**TO DO**
Check every line of the entries for "由一国到多国的飞跃", and copy the lines that hold it.

Start of DATA ENTRIES

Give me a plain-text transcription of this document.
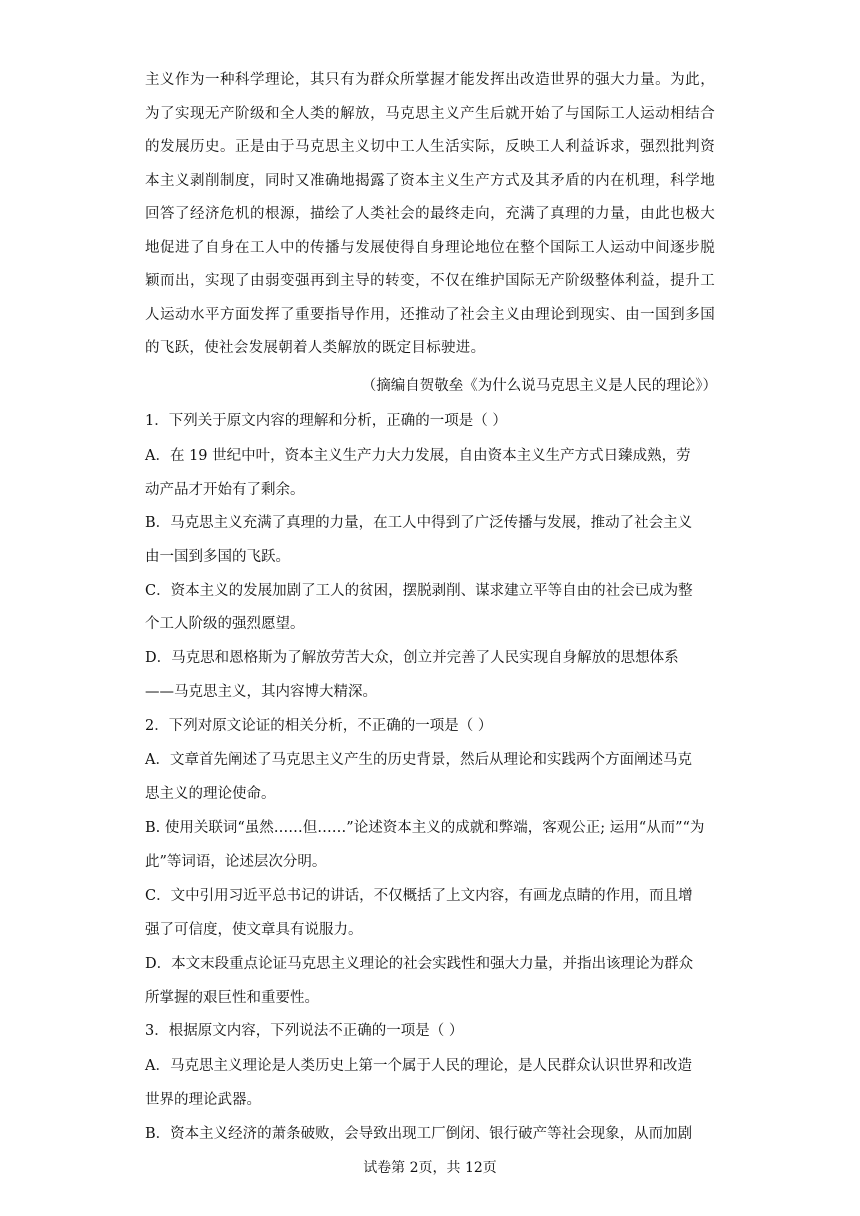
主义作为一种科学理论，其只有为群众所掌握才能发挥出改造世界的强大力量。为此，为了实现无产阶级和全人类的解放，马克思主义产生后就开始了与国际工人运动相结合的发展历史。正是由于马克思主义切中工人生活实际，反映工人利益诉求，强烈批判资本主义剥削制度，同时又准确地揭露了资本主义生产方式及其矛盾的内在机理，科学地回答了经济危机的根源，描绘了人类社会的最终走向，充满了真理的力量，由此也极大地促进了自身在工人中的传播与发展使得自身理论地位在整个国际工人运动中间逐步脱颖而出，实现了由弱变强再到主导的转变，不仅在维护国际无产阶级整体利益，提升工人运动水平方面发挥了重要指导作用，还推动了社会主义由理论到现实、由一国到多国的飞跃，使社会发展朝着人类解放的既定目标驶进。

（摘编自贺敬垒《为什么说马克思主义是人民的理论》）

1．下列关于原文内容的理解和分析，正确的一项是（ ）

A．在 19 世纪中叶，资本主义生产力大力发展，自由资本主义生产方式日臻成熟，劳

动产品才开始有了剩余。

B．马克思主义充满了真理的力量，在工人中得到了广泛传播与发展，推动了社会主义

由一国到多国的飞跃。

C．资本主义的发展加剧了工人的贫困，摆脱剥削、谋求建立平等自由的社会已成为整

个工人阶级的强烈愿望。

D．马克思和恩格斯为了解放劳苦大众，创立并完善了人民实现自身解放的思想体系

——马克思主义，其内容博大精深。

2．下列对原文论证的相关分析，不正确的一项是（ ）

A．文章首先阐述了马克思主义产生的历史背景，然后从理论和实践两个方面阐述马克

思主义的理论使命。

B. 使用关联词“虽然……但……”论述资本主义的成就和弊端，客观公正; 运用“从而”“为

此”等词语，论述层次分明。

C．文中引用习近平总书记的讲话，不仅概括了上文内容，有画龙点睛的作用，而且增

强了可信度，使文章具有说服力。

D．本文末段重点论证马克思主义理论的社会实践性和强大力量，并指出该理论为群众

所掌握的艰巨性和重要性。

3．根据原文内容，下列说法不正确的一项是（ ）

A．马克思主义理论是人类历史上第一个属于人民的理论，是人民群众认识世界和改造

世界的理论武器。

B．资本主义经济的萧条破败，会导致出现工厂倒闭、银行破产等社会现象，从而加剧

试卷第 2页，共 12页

End of DATA ENTRIES

**FULL SOLUTION**
主义作为一种科学理论，其只有为群众所掌握才能发挥出改造世界的强大力量。为此，为了实现无产阶级和全人类的解放，马克思主义产生后就开始了与国际工人运动相结合的发展历史。正是由于马克思主义切中工人生活实际，反映工人利益诉求，强烈批判资本主义剥削制度，同时又准确地揭露了资本主义生产方式及其矛盾的内在机理，科学地回答了经济危机的根源，描绘了人类社会的最终走向，充满了真理的力量，由此也极大地促进了自身在工人中的传播与发展使得自身理论地位在整个国际工人运动中间逐步脱颖而出，实现了由弱变强再到主导的转变，不仅在维护国际无产阶级整体利益，提升工人运动水平方面发挥了重要指导作用，还推动了社会主义由理论到现实、由一国到多国的飞跃，使社会发展朝着人类解放的既定目标驶进。
由一国到多国的飞跃。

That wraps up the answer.